Entries from a dataset
* * * *

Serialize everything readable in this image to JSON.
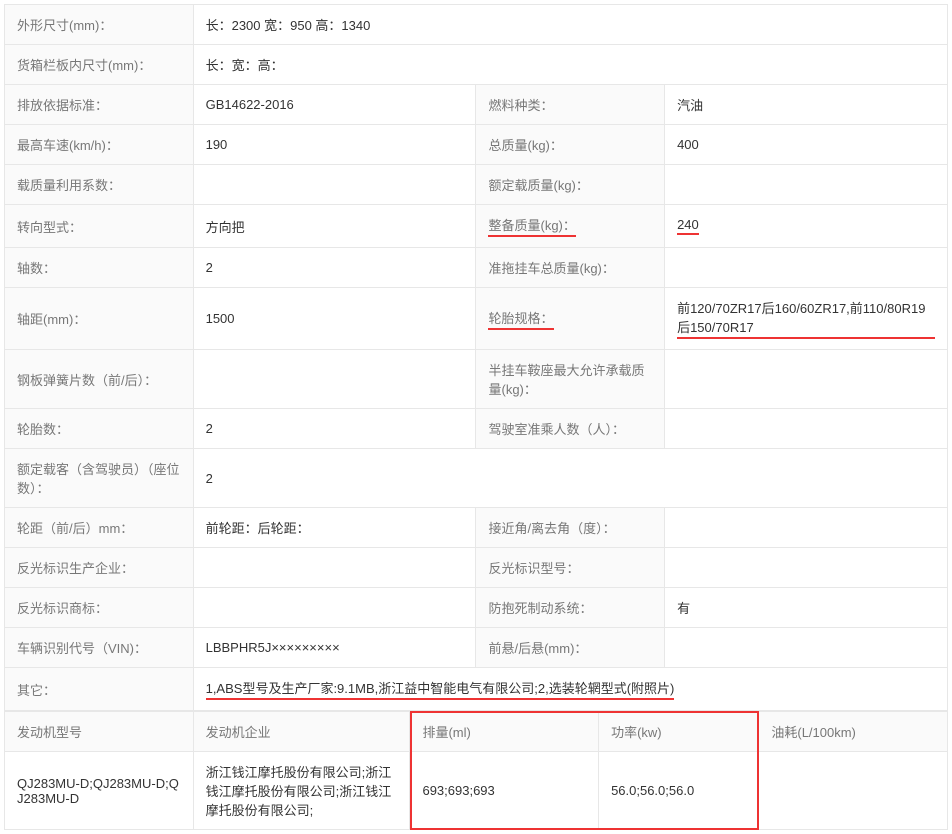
{
  "rows": {
    "dim_label": "外形尺寸(mm)：",
    "dim_value": "长：2300 宽：950 高：1340",
    "cargo_label": "货箱栏板内尺寸(mm)：",
    "cargo_value": "长：宽：高：",
    "emission_label": "排放依据标准：",
    "emission_value": "GB14622-2016",
    "fuel_label": "燃料种类：",
    "fuel_value": "汽油",
    "topspeed_label": "最高车速(km/h)：",
    "topspeed_value": "190",
    "gross_label": "总质量(kg)：",
    "gross_value": "400",
    "loadratio_label": "载质量利用系数：",
    "loadratio_value": "",
    "rated_label": "额定载质量(kg)：",
    "rated_value": "",
    "steer_label": "转向型式：",
    "steer_value": "方向把",
    "curb_label": "整备质量(kg)：",
    "curb_value": "240",
    "axles_label": "轴数：",
    "axles_value": "2",
    "trailer_label": "准拖挂车总质量(kg)：",
    "trailer_value": "",
    "wheelbase_label": "轴距(mm)：",
    "wheelbase_value": "1500",
    "tire_label": "轮胎规格：",
    "tire_value": "前120/70ZR17后160/60ZR17,前110/80R19后150/70R17",
    "spring_label": "钢板弹簧片数（前/后）：",
    "spring_value": "",
    "saddle_label": "半挂车鞍座最大允许承载质量(kg)：",
    "saddle_value": "",
    "tirecount_label": "轮胎数：",
    "tirecount_value": "2",
    "cabseats_label": "驾驶室准乘人数（人）：",
    "cabseats_value": "",
    "pax_label": "额定载客（含驾驶员）（座位数）：",
    "pax_value": "2",
    "track_label": "轮距（前/后）mm：",
    "track_value": "前轮距：后轮距：",
    "approach_label": "接近角/离去角（度）：",
    "approach_value": "",
    "reflmaker_label": "反光标识生产企业：",
    "reflmaker_value": "",
    "reflmodel_label": "反光标识型号：",
    "reflmodel_value": "",
    "refltm_label": "反光标识商标：",
    "refltm_value": "",
    "abs_label": "防抱死制动系统：",
    "abs_value": "有",
    "vin_label": "车辆识别代号（VIN)：",
    "vin_value": "LBBPHR5J×××××××××",
    "overhang_label": "前悬/后悬(mm)：",
    "overhang_value": "",
    "other_label": "其它：",
    "other_value": "1,ABS型号及生产厂家:9.1MB,浙江益中智能电气有限公司;2,选装轮辋型式(附照片)"
  },
  "engine": {
    "h_model": "发动机型号",
    "h_maker": "发动机企业",
    "h_disp": "排量(ml)",
    "h_power": "功率(kw)",
    "h_fuel": "油耗(L/100km)",
    "model": "QJ283MU-D;QJ283MU-D;QJ283MU-D",
    "maker": "浙江钱江摩托股份有限公司;浙江钱江摩托股份有限公司;浙江钱江摩托股份有限公司;",
    "disp": "693;693;693",
    "power": "56.0;56.0;56.0",
    "fuel": ""
  }
}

* * * *

*Instructions for the task*
Write out every entry again word for word, without any of the pictures.

*Finished task*
Serialize everything readable in this image to JSON.
{
  "rows": {
    "dim_label": "外形尺寸(mm)：",
    "dim_value": "长：2300 宽：950 高：1340",
    "cargo_label": "货箱栏板内尺寸(mm)：",
    "cargo_value": "长：宽：高：",
    "emission_label": "排放依据标准：",
    "emission_value": "GB14622-2016",
    "fuel_label": "燃料种类：",
    "fuel_value": "汽油",
    "topspeed_label": "最高车速(km/h)：",
    "topspeed_value": "190",
    "gross_label": "总质量(kg)：",
    "gross_value": "400",
    "loadratio_label": "载质量利用系数：",
    "loadratio_value": "",
    "rated_label": "额定载质量(kg)：",
    "rated_value": "",
    "steer_label": "转向型式：",
    "steer_value": "方向把",
    "curb_label": "整备质量(kg)：",
    "curb_value": "240",
    "axles_label": "轴数：",
    "axles_value": "2",
    "trailer_label": "准拖挂车总质量(kg)：",
    "trailer_value": "",
    "wheelbase_label": "轴距(mm)：",
    "wheelbase_value": "1500",
    "tire_label": "轮胎规格：",
    "tire_value": "前120/70ZR17后160/60ZR17,前110/80R19后150/70R17",
    "spring_label": "钢板弹簧片数（前/后）：",
    "spring_value": "",
    "saddle_label": "半挂车鞍座最大允许承载质量(kg)：",
    "saddle_value": "",
    "tirecount_label": "轮胎数：",
    "tirecount_value": "2",
    "cabseats_label": "驾驶室准乘人数（人）：",
    "cabseats_value": "",
    "pax_label": "额定载客（含驾驶员）（座位数）：",
    "pax_value": "2",
    "track_label": "轮距（前/后）mm：",
    "track_value": "前轮距：后轮距：",
    "approach_label": "接近角/离去角（度）：",
    "approach_value": "",
    "reflmaker_label": "反光标识生产企业：",
    "reflmaker_value": "",
    "reflmodel_label": "反光标识型号：",
    "reflmodel_value": "",
    "refltm_label": "反光标识商标：",
    "refltm_value": "",
    "abs_label": "防抱死制动系统：",
    "abs_value": "有",
    "vin_label": "车辆识别代号（VIN)：",
    "vin_value": "LBBPHR5J×××××××××",
    "overhang_label": "前悬/后悬(mm)：",
    "overhang_value": "",
    "other_label": "其它：",
    "other_value": "1,ABS型号及生产厂家:9.1MB,浙江益中智能电气有限公司;2,选装轮辋型式(附照片)"
  },
  "engine": {
    "h_model": "发动机型号",
    "h_maker": "发动机企业",
    "h_disp": "排量(ml)",
    "h_power": "功率(kw)",
    "h_fuel": "油耗(L/100km)",
    "model": "QJ283MU-D;QJ283MU-D;QJ283MU-D",
    "maker": "浙江钱江摩托股份有限公司;浙江钱江摩托股份有限公司;浙江钱江摩托股份有限公司;",
    "disp": "693;693;693",
    "power": "56.0;56.0;56.0",
    "fuel": ""
  }
}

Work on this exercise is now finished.